Short exercise
Copy the lines holding the word "JSON", all of them.

## Start

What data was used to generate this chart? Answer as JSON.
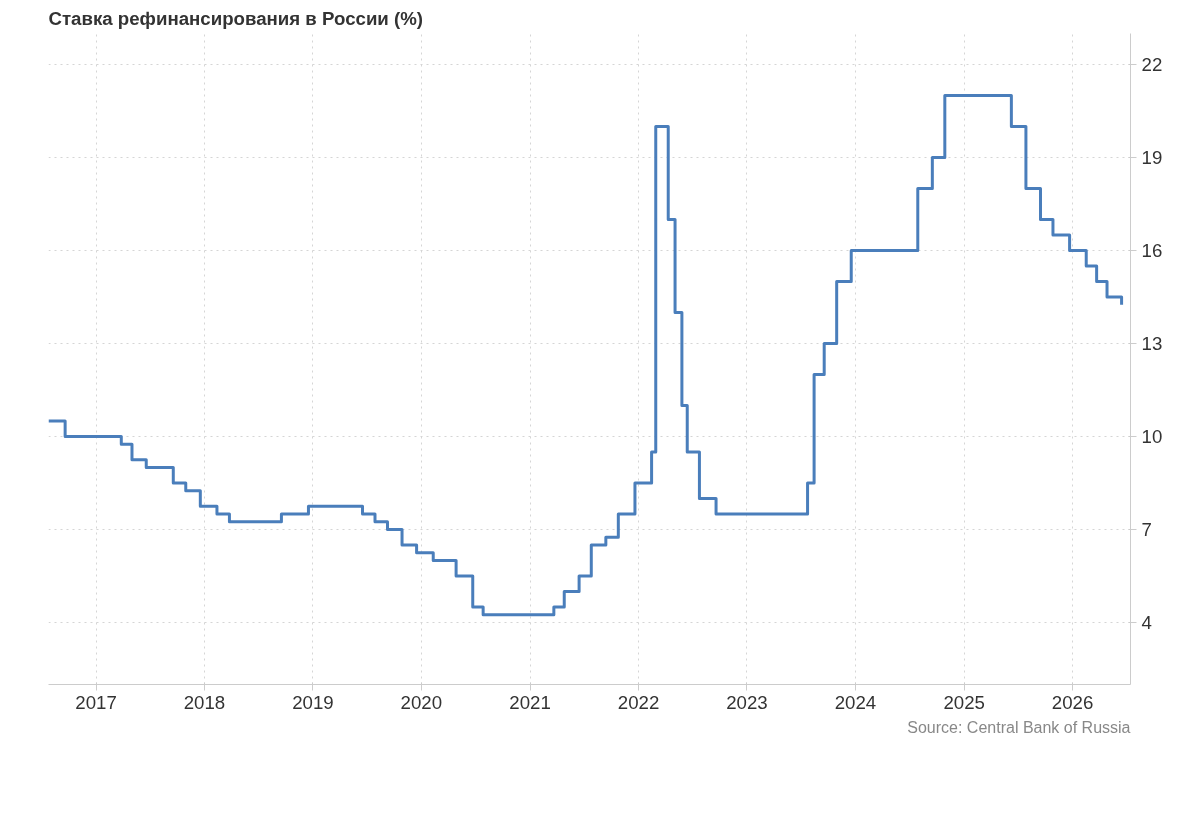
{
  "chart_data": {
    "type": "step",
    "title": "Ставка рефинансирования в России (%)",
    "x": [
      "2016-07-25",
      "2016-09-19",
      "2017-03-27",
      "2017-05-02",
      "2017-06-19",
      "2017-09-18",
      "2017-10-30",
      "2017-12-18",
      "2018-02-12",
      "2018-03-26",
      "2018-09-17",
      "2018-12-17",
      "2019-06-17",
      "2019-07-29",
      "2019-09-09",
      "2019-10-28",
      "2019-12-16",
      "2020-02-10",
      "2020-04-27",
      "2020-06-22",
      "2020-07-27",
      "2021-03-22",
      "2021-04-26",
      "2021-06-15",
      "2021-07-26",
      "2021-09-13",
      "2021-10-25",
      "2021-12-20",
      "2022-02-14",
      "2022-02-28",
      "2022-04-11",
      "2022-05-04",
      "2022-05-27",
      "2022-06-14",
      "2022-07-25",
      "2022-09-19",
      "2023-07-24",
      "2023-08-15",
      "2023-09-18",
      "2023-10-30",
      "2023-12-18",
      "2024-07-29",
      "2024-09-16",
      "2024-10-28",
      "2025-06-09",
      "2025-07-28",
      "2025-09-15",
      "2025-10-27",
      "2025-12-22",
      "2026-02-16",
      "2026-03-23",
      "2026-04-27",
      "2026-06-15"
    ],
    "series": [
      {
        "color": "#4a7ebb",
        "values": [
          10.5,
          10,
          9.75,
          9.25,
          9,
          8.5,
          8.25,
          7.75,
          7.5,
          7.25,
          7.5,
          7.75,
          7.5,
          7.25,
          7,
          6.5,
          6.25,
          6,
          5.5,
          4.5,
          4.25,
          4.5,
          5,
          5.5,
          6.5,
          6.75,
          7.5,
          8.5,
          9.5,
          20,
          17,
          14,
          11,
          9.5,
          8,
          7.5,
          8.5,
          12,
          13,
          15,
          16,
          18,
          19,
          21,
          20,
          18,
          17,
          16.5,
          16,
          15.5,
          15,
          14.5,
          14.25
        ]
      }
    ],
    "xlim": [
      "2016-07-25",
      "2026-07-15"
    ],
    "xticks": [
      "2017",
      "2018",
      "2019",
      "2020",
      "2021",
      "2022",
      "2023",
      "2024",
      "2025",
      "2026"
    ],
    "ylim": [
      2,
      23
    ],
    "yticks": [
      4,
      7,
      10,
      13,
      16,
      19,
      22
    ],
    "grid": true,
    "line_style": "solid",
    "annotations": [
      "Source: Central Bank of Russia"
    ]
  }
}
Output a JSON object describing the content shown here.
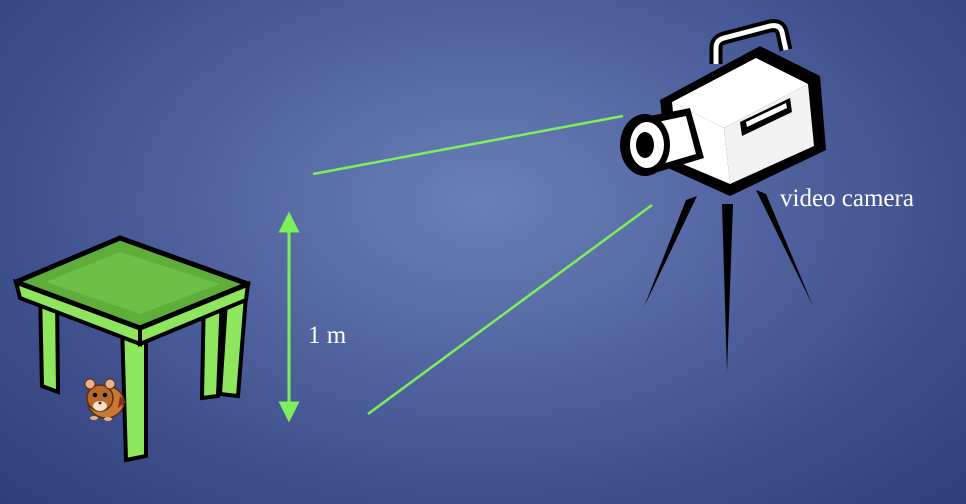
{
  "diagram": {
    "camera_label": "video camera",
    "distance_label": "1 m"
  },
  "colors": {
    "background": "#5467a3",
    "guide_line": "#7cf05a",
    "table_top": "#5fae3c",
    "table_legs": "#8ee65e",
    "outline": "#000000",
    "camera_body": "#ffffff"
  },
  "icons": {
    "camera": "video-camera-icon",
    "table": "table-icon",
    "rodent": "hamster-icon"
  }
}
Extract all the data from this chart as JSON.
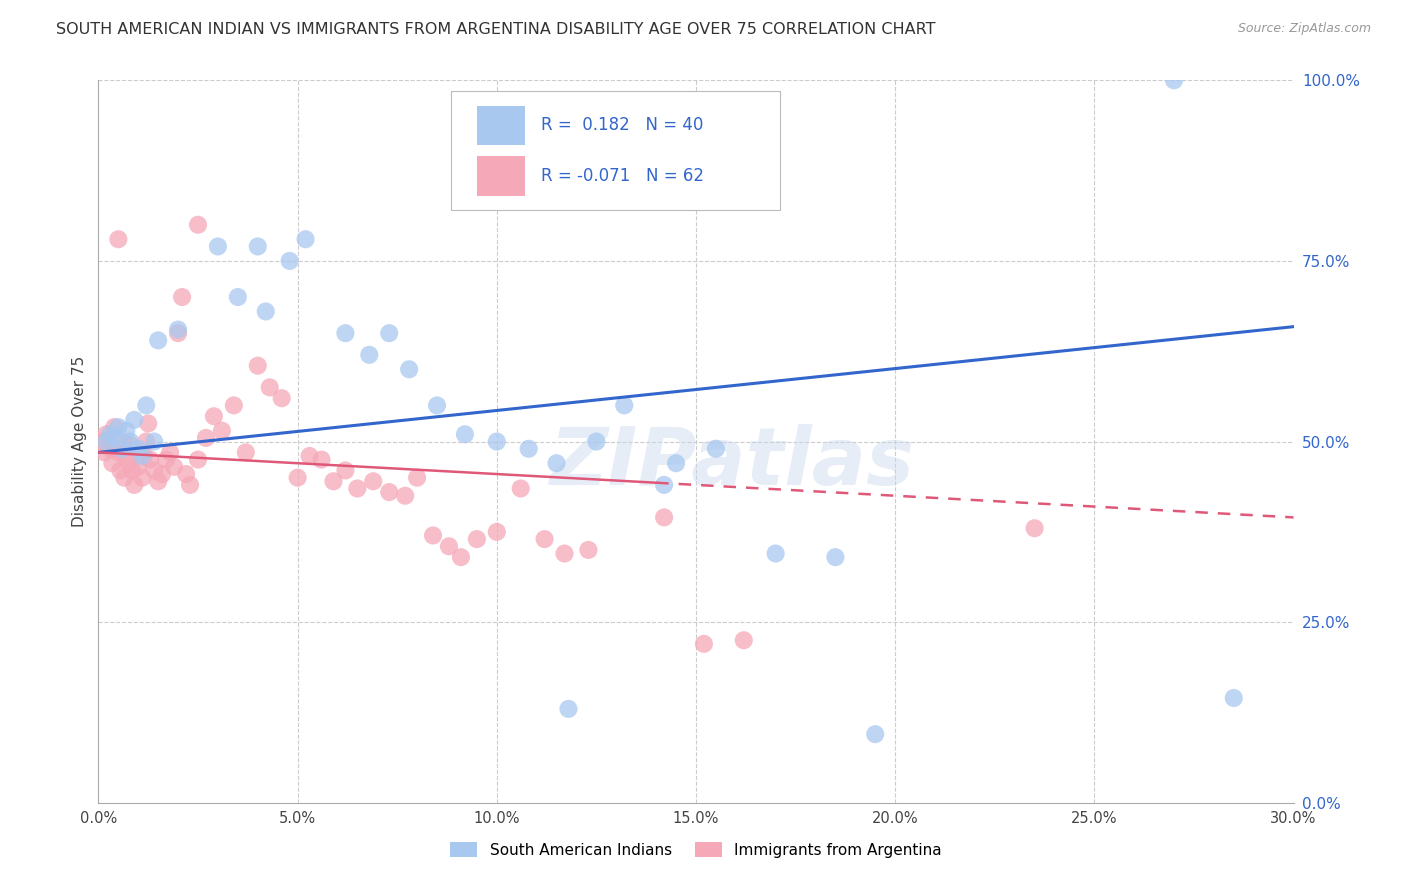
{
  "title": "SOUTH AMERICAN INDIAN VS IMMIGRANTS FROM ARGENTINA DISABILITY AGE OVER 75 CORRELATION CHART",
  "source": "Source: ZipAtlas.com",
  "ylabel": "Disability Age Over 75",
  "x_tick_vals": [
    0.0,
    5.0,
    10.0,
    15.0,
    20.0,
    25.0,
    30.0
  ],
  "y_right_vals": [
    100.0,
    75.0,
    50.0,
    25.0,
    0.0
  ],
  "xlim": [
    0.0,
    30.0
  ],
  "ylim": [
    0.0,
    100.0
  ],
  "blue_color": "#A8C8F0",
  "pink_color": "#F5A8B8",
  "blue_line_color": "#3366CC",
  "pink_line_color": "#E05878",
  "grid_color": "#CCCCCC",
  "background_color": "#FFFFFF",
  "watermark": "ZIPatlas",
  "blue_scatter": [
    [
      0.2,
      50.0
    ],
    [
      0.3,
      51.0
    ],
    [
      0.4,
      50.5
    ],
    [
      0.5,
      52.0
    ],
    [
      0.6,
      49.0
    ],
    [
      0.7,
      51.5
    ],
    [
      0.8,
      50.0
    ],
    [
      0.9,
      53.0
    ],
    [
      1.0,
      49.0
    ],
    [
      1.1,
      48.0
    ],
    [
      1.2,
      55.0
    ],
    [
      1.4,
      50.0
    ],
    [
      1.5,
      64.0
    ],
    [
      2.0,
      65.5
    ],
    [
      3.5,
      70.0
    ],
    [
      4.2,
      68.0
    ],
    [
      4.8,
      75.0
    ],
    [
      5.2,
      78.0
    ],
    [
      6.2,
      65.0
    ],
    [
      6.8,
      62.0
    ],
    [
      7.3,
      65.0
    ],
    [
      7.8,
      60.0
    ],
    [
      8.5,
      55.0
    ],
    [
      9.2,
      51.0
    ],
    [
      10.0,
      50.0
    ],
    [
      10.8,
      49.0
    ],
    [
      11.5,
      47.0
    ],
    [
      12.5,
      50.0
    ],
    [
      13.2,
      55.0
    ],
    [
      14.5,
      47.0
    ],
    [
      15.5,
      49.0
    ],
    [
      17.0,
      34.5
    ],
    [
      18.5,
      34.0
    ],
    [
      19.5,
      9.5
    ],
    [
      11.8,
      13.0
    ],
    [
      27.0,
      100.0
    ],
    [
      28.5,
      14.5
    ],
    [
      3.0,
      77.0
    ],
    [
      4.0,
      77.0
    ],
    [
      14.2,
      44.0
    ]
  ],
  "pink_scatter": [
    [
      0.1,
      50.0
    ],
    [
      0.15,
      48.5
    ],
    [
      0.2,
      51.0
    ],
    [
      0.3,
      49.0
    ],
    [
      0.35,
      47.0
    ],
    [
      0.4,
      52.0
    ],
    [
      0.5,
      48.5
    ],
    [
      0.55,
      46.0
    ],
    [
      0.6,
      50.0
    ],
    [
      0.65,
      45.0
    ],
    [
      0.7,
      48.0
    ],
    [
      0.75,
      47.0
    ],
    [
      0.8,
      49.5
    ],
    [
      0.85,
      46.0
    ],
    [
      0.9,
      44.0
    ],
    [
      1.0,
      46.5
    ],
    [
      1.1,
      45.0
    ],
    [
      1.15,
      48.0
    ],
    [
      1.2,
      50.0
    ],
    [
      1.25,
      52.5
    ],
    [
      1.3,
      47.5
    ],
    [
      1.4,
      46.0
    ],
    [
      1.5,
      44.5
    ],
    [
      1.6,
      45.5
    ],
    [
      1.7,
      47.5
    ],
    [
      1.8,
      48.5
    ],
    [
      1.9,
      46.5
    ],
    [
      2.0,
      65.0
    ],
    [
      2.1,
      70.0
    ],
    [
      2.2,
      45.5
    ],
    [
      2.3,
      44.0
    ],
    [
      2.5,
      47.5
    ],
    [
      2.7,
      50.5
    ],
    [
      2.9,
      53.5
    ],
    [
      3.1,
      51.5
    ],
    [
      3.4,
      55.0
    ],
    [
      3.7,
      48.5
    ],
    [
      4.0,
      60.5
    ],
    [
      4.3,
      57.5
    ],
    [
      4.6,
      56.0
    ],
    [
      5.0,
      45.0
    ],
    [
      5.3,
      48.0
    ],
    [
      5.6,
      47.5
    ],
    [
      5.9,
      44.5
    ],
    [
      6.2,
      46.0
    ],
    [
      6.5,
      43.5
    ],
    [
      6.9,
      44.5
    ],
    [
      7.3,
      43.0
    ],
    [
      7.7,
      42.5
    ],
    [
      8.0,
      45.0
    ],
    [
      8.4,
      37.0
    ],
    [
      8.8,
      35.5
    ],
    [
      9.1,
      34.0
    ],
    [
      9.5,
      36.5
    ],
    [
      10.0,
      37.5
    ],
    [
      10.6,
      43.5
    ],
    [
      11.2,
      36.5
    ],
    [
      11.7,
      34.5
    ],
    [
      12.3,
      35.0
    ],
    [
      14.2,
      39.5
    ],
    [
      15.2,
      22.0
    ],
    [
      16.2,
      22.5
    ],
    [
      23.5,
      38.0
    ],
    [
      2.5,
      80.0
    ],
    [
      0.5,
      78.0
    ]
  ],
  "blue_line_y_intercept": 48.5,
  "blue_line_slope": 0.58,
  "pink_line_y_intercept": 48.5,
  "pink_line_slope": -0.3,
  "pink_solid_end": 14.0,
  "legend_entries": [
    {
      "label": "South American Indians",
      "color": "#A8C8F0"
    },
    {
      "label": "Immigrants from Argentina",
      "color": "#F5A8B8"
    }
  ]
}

## End

Solution to the problem
What data was used to generate this chart? Answer as JSON.
Output a JSON object describing the content shown here.
Extract all the data from this chart as JSON.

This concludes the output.